::: Supplied data :::

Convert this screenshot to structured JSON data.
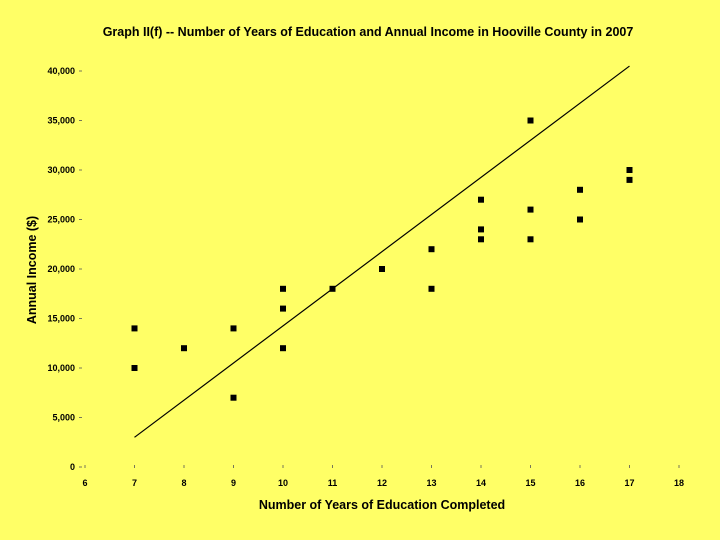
{
  "colors": {
    "background": "#ffff66",
    "marker": "#000000",
    "trendline": "#000000"
  },
  "chart_data": {
    "type": "scatter",
    "title": "Graph II(f) -- Number of Years of Education and Annual Income in Hooville County in 2007",
    "xlabel": "Number of Years of Education Completed",
    "ylabel": "Annual Income ($)",
    "xlim": [
      6,
      18
    ],
    "ylim": [
      0,
      40000
    ],
    "x_ticks": [
      "6",
      "7",
      "8",
      "9",
      "10",
      "11",
      "12",
      "13",
      "14",
      "15",
      "16",
      "17",
      "18"
    ],
    "y_ticks": [
      "0",
      "5,000",
      "10,000",
      "15,000",
      "20,000",
      "25,000",
      "30,000",
      "35,000",
      "40,000"
    ],
    "grid": false,
    "legend": "none",
    "marker": "square",
    "points": [
      {
        "x": 7,
        "y": 14000
      },
      {
        "x": 7,
        "y": 10000
      },
      {
        "x": 8,
        "y": 12000
      },
      {
        "x": 9,
        "y": 14000
      },
      {
        "x": 9,
        "y": 7000
      },
      {
        "x": 10,
        "y": 18000
      },
      {
        "x": 10,
        "y": 16000
      },
      {
        "x": 10,
        "y": 12000
      },
      {
        "x": 11,
        "y": 18000
      },
      {
        "x": 12,
        "y": 20000
      },
      {
        "x": 13,
        "y": 22000
      },
      {
        "x": 13,
        "y": 18000
      },
      {
        "x": 14,
        "y": 27000
      },
      {
        "x": 14,
        "y": 24000
      },
      {
        "x": 14,
        "y": 23000
      },
      {
        "x": 15,
        "y": 35000
      },
      {
        "x": 15,
        "y": 26000
      },
      {
        "x": 15,
        "y": 23000
      },
      {
        "x": 16,
        "y": 28000
      },
      {
        "x": 16,
        "y": 25000
      },
      {
        "x": 17,
        "y": 30000
      },
      {
        "x": 17,
        "y": 29000
      }
    ],
    "trendline": {
      "x_start": 7,
      "y_start": 3000,
      "x_end": 17,
      "y_end": 40500
    }
  }
}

:::

■ **Instructions for the task**
Using the records above, copy every line that has the word "Education" in it.

■ **Result of this exercise**
    "title": "Graph II(f) -- Number of Years of Education and Annual Income in Hooville County in 2007",
    "xlabel": "Number of Years of Education Completed",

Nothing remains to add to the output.